_EXERCISE BRIEF_:
Transcribe the records in full, keeping every character as it is.

Data items
== == ==

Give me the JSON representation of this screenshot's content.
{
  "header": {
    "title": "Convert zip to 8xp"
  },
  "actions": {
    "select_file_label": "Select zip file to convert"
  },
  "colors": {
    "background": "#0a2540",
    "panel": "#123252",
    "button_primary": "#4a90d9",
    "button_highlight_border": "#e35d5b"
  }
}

== == ==

_THE ANSWER_:
Give me the JSON representation of this screenshot's content.
{
  "header": {
    "title": "Convert zip to 8xp"
  },
  "actions": {
    "select_file_label": "Select zip file to convert"
  },
  "colors": {
    "background": "#0a2540",
    "panel": "#123252",
    "button_primary": "#4a90d9",
    "button_highlight_border": "#e35d5b"
  }
}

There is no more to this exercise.